_GIVEN TASK_
Copy word for word the lines from the very first line of the records through the line with "In FIG. 7, the relay 210 is at (786, 310).", both included, and nothing else.

[Data entries]
- - - - - - -

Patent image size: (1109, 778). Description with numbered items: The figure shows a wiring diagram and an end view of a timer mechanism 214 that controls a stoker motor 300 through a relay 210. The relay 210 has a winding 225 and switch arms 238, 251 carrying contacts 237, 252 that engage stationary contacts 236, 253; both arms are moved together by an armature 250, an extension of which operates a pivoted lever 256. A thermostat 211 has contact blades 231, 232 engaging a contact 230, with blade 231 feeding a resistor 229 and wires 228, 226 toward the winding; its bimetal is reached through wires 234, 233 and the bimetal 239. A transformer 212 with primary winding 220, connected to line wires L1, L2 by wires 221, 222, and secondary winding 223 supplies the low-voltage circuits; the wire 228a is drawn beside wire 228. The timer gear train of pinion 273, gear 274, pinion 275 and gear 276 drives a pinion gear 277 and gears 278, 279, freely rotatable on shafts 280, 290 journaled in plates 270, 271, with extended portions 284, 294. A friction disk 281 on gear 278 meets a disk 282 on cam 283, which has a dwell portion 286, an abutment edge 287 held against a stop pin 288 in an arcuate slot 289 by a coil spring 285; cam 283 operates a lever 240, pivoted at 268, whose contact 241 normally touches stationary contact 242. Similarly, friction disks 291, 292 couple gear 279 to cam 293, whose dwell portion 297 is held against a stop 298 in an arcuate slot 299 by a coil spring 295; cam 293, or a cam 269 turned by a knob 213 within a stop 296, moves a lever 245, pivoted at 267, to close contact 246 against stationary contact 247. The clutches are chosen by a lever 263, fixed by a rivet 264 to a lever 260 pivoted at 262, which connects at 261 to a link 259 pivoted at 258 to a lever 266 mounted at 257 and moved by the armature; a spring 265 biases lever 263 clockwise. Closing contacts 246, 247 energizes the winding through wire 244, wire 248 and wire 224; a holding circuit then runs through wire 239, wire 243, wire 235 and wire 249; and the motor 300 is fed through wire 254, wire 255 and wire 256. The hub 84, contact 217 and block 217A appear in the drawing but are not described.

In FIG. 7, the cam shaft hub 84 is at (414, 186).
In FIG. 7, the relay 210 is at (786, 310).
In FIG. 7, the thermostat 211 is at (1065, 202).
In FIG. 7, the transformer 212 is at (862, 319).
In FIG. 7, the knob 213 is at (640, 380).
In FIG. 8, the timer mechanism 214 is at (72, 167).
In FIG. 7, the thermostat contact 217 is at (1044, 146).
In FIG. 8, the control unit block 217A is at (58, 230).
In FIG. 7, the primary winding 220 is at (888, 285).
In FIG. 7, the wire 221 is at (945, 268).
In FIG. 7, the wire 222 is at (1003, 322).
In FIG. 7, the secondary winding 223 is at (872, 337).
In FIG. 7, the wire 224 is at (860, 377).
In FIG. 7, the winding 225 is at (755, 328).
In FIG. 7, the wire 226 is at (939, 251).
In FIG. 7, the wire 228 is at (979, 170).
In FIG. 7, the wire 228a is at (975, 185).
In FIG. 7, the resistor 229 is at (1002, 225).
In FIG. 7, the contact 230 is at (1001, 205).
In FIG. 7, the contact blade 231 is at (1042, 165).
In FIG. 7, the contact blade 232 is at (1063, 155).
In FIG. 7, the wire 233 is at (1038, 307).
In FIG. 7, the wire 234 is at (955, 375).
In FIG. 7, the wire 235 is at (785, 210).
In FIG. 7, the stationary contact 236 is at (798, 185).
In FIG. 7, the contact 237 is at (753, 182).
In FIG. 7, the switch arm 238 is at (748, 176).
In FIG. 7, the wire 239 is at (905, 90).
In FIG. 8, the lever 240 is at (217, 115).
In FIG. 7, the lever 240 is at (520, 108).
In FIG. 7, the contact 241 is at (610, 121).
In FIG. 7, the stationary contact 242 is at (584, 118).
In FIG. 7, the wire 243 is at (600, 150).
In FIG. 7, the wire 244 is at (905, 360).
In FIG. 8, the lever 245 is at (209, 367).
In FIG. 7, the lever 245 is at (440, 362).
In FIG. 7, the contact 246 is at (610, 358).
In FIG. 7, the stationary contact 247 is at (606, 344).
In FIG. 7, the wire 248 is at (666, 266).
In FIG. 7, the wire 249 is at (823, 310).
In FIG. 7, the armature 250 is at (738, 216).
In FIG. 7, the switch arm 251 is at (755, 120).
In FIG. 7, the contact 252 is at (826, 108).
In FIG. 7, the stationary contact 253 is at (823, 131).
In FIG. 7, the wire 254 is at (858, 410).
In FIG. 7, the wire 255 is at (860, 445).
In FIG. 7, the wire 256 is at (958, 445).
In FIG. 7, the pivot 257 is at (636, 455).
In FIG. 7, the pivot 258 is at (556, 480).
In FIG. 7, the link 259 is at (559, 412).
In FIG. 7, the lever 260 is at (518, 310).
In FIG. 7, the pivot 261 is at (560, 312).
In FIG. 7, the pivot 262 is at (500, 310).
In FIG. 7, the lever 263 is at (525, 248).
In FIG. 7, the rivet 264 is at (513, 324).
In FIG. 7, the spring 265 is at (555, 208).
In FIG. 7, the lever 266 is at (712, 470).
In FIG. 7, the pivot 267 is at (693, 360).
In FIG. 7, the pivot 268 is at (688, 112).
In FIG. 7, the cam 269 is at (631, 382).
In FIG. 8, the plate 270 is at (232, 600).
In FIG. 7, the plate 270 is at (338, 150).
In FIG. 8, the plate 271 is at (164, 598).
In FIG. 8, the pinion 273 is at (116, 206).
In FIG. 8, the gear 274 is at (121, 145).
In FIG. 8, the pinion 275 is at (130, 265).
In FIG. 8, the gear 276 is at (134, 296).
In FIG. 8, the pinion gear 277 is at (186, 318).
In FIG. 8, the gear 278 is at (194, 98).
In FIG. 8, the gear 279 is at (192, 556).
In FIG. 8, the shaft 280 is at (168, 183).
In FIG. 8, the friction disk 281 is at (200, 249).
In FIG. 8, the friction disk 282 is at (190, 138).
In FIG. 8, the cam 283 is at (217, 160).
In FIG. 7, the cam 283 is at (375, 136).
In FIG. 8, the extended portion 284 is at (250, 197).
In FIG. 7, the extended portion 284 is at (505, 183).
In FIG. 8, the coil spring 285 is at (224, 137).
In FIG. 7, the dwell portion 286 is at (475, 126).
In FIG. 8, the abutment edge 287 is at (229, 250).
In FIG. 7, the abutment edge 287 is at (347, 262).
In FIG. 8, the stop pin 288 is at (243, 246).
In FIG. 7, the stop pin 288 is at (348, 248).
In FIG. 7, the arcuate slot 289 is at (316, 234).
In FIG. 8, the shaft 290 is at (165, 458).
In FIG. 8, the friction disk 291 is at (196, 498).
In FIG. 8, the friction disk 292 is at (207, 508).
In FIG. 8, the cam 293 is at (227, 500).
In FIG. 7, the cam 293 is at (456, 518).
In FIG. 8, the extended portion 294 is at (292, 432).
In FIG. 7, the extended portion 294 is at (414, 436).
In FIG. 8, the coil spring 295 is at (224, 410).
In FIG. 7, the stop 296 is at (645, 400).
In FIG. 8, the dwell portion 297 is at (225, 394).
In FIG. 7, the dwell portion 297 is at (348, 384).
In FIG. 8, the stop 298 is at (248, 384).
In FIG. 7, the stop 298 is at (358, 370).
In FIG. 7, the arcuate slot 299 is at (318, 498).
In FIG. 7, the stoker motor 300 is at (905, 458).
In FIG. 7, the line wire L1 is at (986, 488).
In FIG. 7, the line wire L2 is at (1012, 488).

- - - - - - -

_OUTPUT FOR THIS TASK_
Patent image size: (1109, 778). Description with numbered items: The figure shows a wiring diagram and an end view of a timer mechanism 214 that controls a stoker motor 300 through a relay 210. The relay 210 has a winding 225 and switch arms 238, 251 carrying contacts 237, 252 that engage stationary contacts 236, 253; both arms are moved together by an armature 250, an extension of which operates a pivoted lever 256. A thermostat 211 has contact blades 231, 232 engaging a contact 230, with blade 231 feeding a resistor 229 and wires 228, 226 toward the winding; its bimetal is reached through wires 234, 233 and the bimetal 239. A transformer 212 with primary winding 220, connected to line wires L1, L2 by wires 221, 222, and secondary winding 223 supplies the low-voltage circuits; the wire 228a is drawn beside wire 228. The timer gear train of pinion 273, gear 274, pinion 275 and gear 276 drives a pinion gear 277 and gears 278, 279, freely rotatable on shafts 280, 290 journaled in plates 270, 271, with extended portions 284, 294. A friction disk 281 on gear 278 meets a disk 282 on cam 283, which has a dwell portion 286, an abutment edge 287 held against a stop pin 288 in an arcuate slot 289 by a coil spring 285; cam 283 operates a lever 240, pivoted at 268, whose contact 241 normally touches stationary contact 242. Similarly, friction disks 291, 292 couple gear 279 to cam 293, whose dwell portion 297 is held against a stop 298 in an arcuate slot 299 by a coil spring 295; cam 293, or a cam 269 turned by a knob 213 within a stop 296, moves a lever 245, pivoted at 267, to close contact 246 against stationary contact 247. The clutches are chosen by a lever 263, fixed by a rivet 264 to a lever 260 pivoted at 262, which connects at 261 to a link 259 pivoted at 258 to a lever 266 mounted at 257 and moved by the armature; a spring 265 biases lever 263 clockwise. Closing contacts 246, 247 energizes the winding through wire 244, wire 248 and wire 224; a holding circuit then runs through wire 239, wire 243, wire 235 and wire 249; and the motor 300 is fed through wire 254, wire 255 and wire 256. The hub 84, contact 217 and block 217A appear in the drawing but are not described.

In FIG. 7, the cam shaft hub 84 is at (414, 186).
In FIG. 7, the relay 210 is at (786, 310).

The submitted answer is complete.